%%
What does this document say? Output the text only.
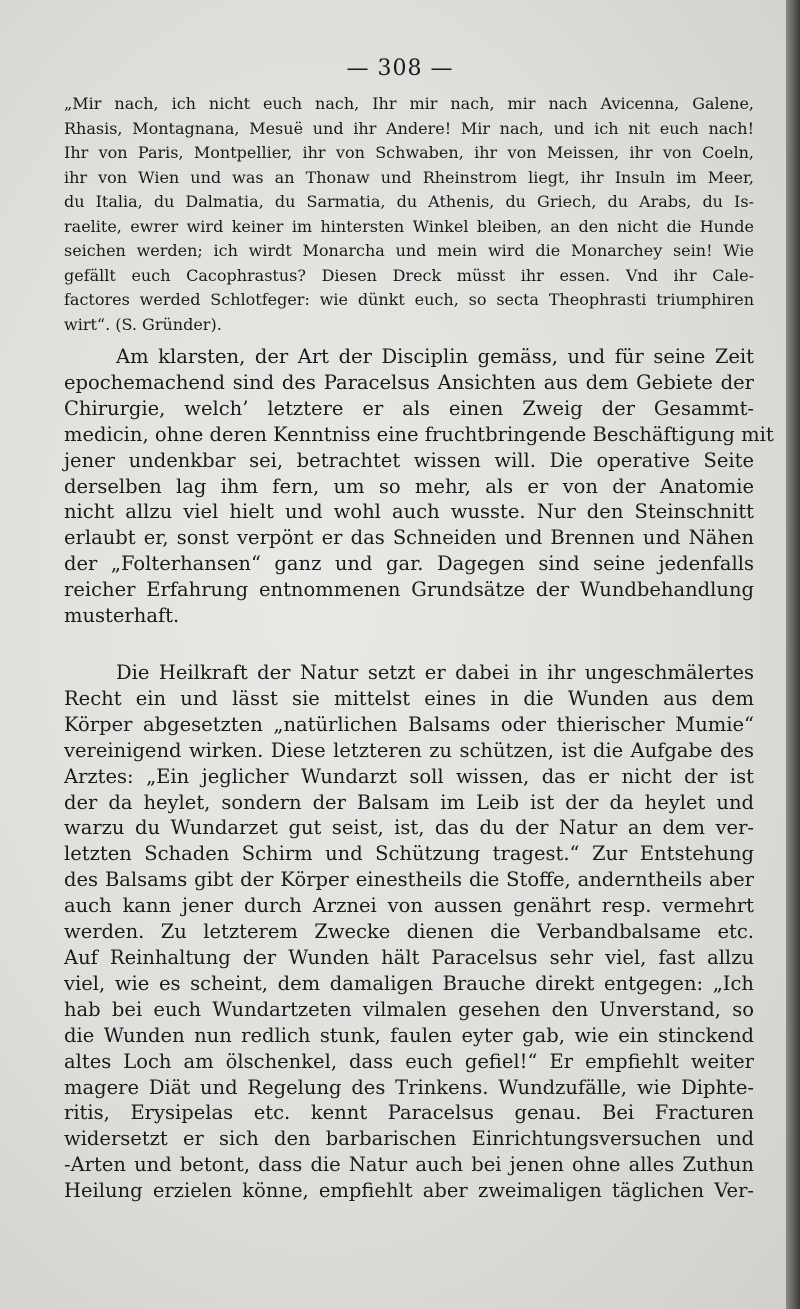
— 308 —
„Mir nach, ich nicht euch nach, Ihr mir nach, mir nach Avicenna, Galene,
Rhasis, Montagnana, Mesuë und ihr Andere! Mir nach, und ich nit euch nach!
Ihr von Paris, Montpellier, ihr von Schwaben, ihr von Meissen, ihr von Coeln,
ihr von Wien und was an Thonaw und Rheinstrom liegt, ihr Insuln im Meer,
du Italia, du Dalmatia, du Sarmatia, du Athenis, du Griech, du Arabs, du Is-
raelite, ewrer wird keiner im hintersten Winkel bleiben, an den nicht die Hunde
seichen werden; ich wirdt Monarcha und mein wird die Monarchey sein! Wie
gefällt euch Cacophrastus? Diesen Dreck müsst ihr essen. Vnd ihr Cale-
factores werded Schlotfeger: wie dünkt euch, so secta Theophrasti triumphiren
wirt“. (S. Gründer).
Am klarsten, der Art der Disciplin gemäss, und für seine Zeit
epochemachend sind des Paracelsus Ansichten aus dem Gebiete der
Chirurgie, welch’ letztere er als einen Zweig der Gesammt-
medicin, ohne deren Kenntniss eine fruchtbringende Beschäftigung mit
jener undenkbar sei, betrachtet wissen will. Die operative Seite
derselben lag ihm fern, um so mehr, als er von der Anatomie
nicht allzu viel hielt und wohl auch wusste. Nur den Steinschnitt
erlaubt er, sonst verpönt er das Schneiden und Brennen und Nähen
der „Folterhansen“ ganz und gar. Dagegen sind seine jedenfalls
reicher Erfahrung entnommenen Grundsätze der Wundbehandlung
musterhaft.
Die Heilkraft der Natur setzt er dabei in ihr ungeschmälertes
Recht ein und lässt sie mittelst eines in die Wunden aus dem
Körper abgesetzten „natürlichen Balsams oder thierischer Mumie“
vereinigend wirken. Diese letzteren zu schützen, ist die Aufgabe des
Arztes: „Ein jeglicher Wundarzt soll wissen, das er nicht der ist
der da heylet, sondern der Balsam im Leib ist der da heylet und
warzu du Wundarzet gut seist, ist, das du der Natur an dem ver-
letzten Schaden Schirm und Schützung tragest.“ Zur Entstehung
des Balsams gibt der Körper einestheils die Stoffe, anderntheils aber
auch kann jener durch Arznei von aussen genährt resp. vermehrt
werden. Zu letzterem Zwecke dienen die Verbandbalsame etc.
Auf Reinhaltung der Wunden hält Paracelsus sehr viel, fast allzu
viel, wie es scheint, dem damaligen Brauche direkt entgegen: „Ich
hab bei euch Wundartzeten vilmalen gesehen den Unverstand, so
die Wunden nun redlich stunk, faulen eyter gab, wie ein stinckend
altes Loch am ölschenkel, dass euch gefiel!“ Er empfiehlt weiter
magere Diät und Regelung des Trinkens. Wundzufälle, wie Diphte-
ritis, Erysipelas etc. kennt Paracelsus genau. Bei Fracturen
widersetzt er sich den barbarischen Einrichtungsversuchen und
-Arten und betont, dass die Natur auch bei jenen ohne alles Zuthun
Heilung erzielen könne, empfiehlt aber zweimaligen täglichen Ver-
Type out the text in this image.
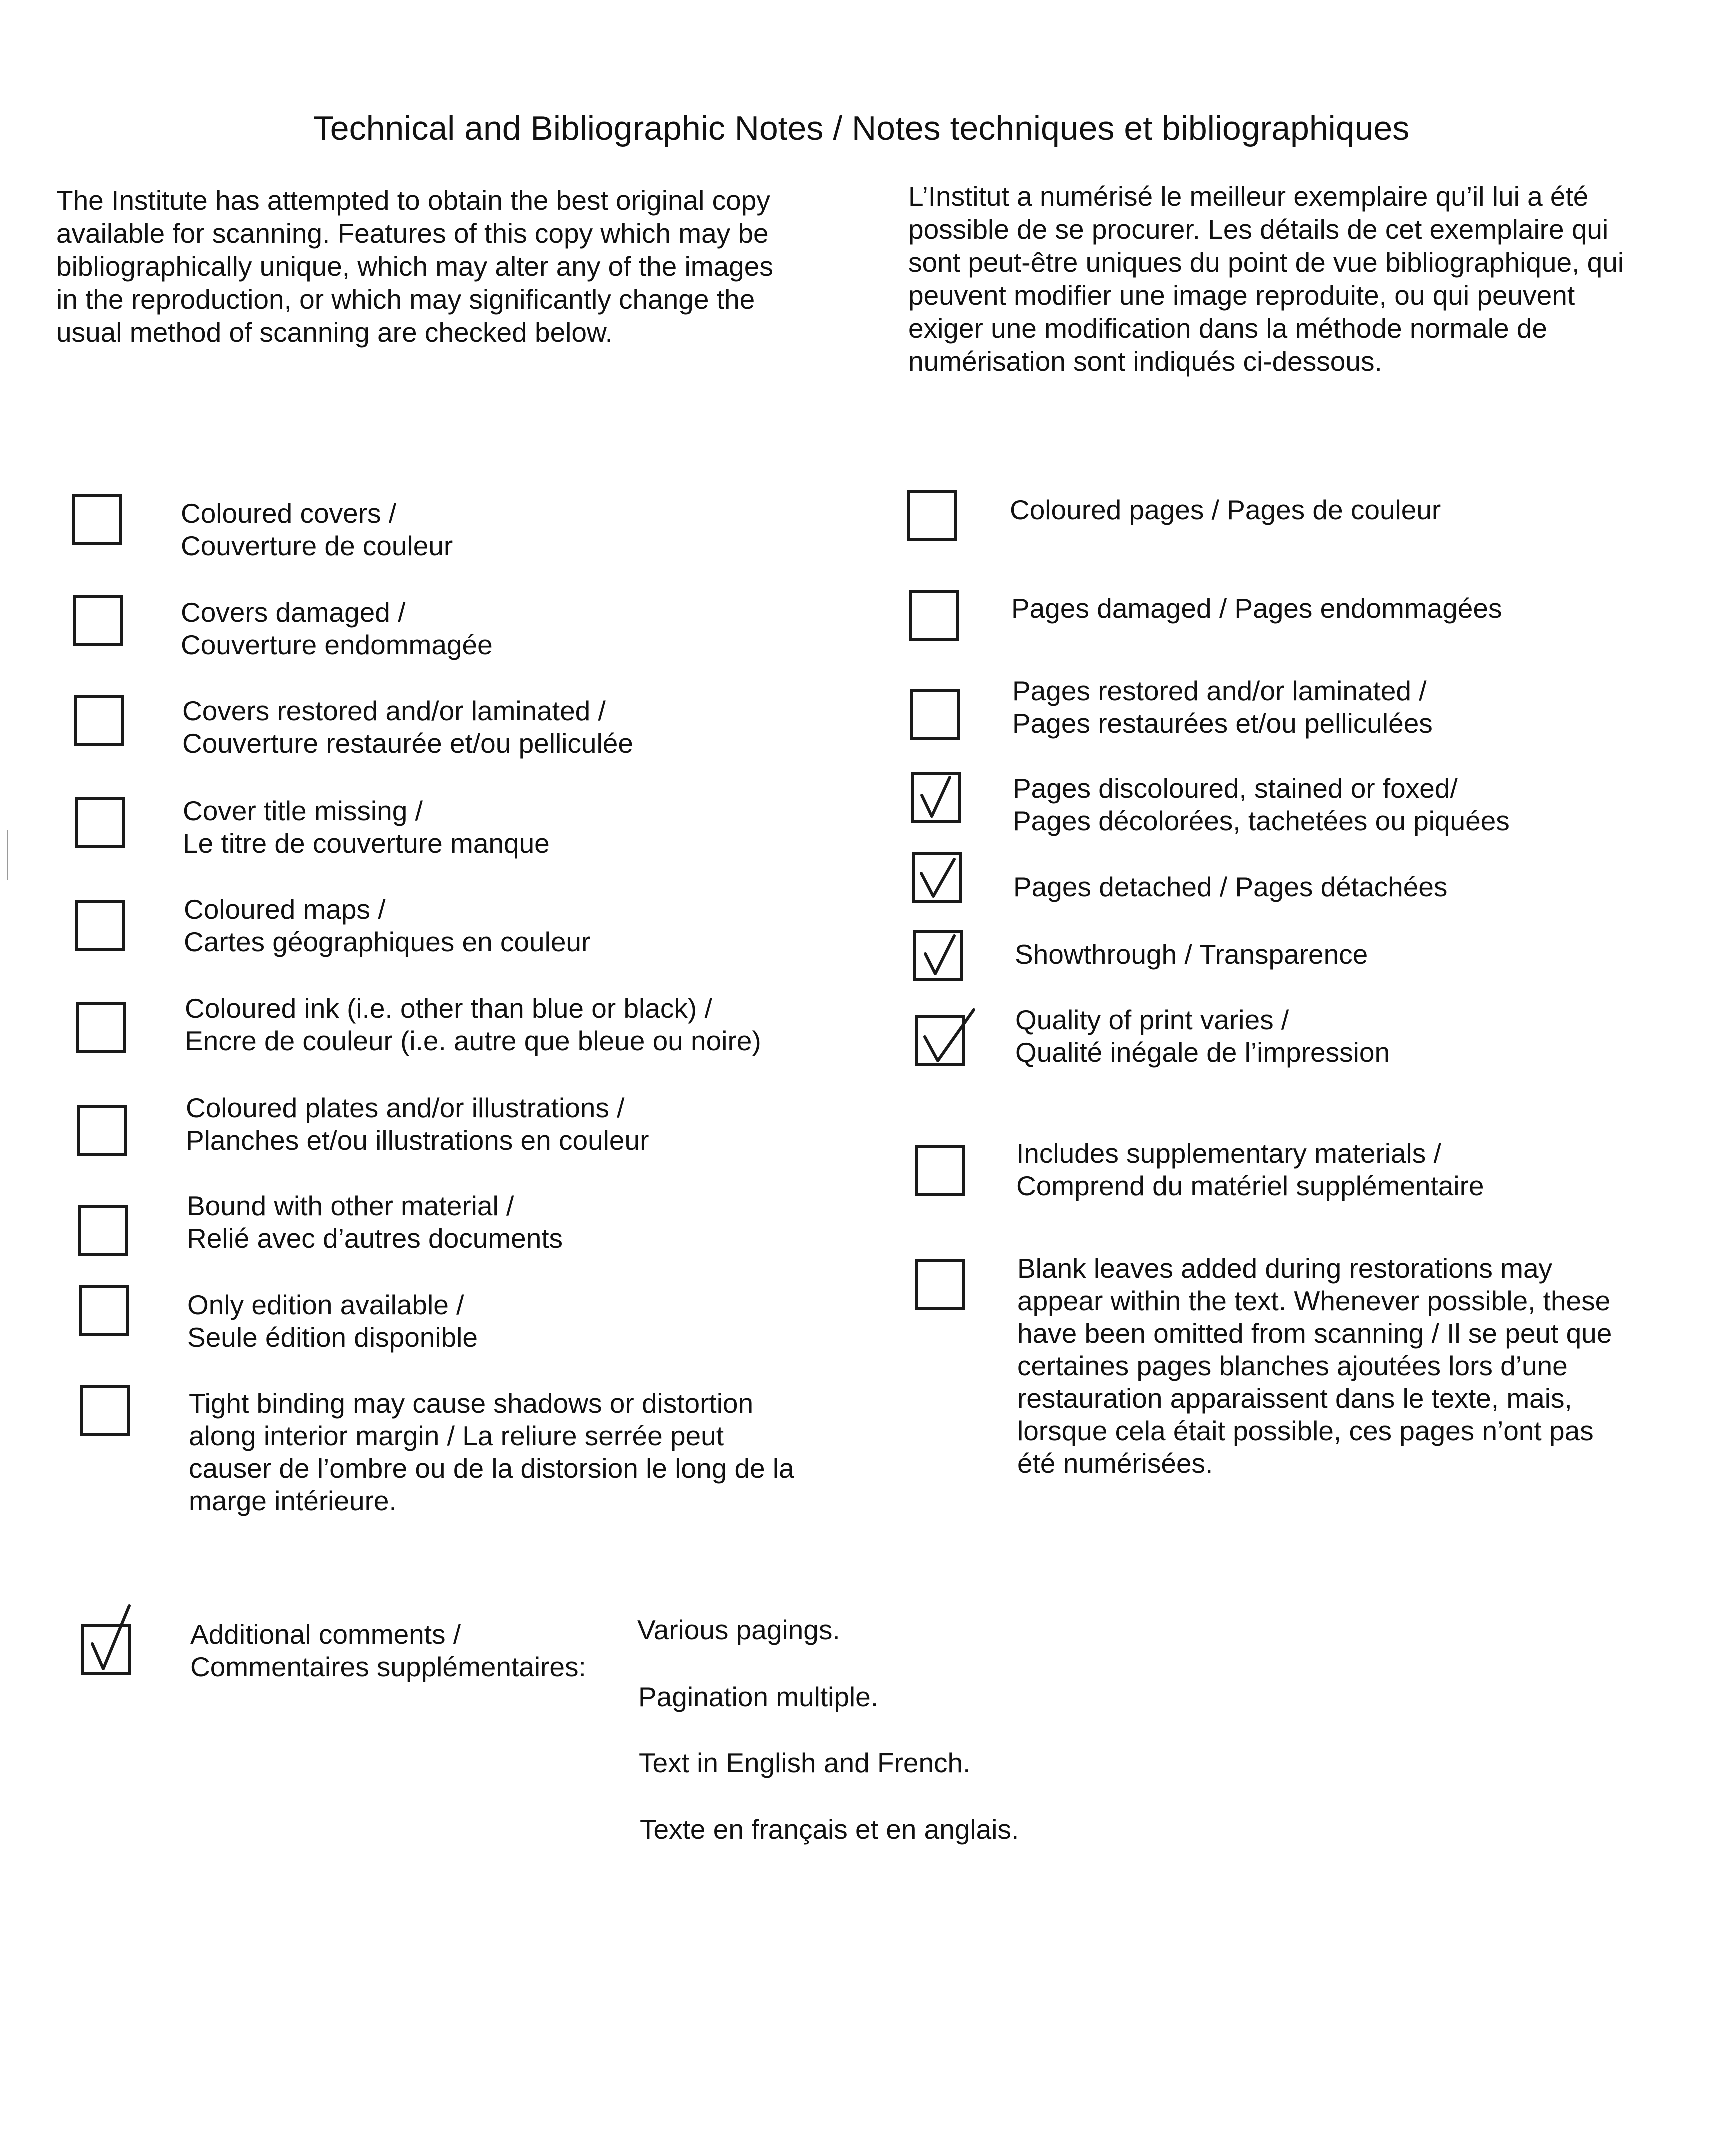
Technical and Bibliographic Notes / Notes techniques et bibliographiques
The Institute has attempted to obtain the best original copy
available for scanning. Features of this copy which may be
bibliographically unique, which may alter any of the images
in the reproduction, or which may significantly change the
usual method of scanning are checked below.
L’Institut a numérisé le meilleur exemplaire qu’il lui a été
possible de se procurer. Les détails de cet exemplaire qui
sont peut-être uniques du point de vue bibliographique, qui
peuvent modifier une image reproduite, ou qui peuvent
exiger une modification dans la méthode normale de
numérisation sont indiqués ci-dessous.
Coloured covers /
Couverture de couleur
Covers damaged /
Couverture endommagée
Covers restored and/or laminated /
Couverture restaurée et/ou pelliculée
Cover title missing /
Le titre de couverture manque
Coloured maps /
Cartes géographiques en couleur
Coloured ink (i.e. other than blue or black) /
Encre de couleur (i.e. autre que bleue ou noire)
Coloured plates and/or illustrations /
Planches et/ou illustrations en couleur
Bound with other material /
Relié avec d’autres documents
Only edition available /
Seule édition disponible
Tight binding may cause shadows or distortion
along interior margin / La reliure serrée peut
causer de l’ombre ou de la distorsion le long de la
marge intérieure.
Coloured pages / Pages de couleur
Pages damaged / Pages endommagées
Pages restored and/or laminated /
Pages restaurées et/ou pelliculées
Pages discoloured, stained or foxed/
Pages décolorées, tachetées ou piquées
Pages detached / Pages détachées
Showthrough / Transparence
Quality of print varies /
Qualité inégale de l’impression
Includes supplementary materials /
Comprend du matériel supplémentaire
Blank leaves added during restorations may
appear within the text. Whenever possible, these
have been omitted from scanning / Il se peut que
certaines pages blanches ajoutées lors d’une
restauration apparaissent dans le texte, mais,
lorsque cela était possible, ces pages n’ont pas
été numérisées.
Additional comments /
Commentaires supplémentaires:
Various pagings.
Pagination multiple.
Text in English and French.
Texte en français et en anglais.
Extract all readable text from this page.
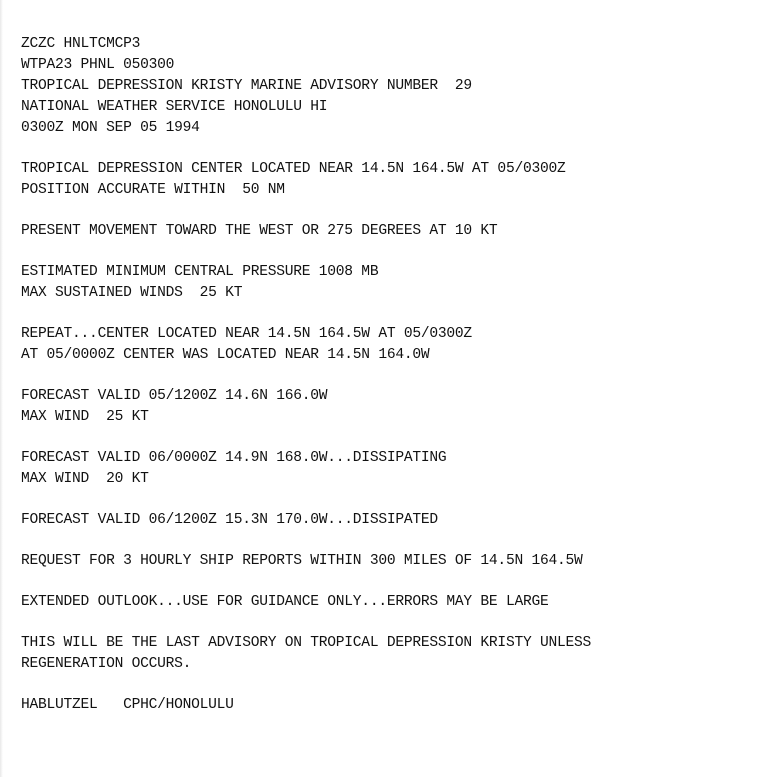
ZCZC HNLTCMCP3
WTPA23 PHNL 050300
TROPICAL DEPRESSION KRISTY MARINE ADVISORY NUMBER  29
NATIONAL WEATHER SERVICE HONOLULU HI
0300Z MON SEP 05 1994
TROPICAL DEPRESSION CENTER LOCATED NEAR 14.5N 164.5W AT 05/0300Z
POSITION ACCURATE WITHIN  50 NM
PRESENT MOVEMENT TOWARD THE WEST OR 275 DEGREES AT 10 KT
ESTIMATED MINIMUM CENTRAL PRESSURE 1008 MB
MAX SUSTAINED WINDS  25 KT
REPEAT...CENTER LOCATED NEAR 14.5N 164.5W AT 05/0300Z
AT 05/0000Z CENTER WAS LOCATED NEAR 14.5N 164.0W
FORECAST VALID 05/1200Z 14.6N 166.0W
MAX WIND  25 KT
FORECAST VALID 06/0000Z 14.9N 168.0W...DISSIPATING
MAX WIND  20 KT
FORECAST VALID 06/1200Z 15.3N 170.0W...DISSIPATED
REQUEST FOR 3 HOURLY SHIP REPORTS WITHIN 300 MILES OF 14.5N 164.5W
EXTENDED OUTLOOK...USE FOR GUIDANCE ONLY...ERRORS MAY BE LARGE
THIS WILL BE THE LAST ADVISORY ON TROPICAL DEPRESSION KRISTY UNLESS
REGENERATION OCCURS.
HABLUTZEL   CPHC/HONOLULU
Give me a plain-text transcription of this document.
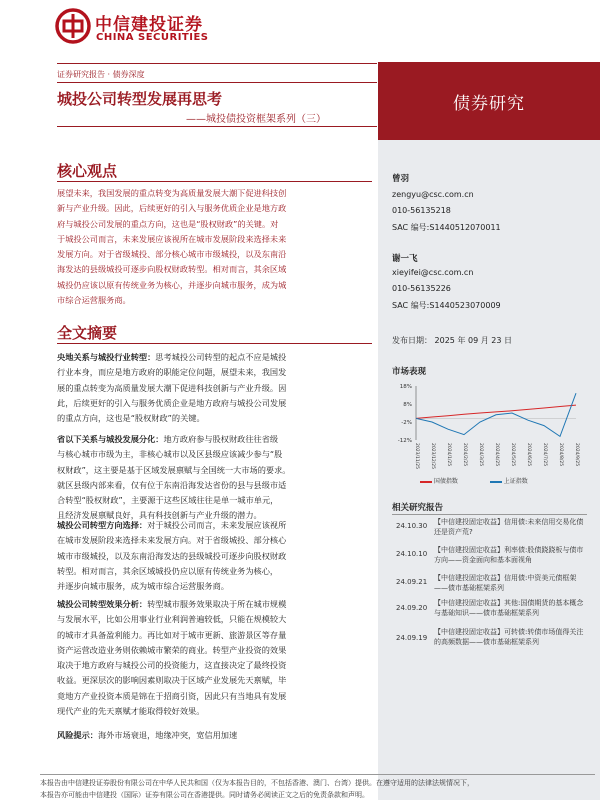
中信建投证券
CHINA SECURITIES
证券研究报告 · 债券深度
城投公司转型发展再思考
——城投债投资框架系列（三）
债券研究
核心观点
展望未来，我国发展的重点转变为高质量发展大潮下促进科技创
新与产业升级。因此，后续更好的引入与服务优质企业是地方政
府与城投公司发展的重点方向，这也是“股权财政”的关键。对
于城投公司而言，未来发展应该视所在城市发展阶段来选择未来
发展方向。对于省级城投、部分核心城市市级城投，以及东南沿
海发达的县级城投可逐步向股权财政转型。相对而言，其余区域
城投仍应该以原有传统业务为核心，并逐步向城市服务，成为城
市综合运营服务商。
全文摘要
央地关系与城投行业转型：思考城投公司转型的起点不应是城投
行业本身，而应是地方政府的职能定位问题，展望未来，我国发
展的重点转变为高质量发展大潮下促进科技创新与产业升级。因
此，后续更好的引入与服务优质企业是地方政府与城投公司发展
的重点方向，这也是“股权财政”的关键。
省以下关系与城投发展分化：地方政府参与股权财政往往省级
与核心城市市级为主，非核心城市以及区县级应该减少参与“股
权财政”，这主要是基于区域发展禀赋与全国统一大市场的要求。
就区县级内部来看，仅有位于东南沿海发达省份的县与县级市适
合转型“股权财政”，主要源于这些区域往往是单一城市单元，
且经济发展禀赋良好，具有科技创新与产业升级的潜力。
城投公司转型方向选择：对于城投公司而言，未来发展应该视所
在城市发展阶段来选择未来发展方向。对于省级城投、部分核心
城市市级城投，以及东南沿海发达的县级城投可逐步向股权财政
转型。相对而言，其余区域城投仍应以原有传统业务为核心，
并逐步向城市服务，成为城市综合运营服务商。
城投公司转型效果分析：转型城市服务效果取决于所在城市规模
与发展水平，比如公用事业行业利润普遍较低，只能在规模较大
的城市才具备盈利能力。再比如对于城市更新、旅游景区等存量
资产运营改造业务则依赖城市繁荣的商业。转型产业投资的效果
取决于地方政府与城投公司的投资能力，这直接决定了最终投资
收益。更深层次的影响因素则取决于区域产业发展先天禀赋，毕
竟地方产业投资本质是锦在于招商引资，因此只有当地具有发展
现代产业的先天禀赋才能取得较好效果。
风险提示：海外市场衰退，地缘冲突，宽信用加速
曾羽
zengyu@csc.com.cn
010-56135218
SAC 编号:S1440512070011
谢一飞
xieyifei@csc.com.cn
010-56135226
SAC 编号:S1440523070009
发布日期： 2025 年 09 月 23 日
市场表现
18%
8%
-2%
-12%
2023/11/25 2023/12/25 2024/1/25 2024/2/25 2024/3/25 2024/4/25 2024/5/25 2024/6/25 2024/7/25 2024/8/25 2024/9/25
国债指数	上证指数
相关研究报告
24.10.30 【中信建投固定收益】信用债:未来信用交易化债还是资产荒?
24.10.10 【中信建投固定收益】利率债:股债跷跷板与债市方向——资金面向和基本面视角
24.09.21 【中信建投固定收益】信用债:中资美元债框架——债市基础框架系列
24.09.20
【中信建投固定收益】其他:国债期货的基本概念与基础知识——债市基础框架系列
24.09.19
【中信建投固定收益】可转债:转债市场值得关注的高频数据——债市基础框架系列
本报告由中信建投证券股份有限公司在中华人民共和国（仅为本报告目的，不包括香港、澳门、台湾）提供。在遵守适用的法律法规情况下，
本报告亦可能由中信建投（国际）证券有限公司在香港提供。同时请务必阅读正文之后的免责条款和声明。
%%
* _Problem details_
Gather each line in the entries above where the string "ohne" is found.

* _Complete output_
medicin, ohne deren Kenntniss eine fruchtbringende Beschäftigung mit
-Arten und betont, dass die Natur auch bei jenen ohne alles Zuthun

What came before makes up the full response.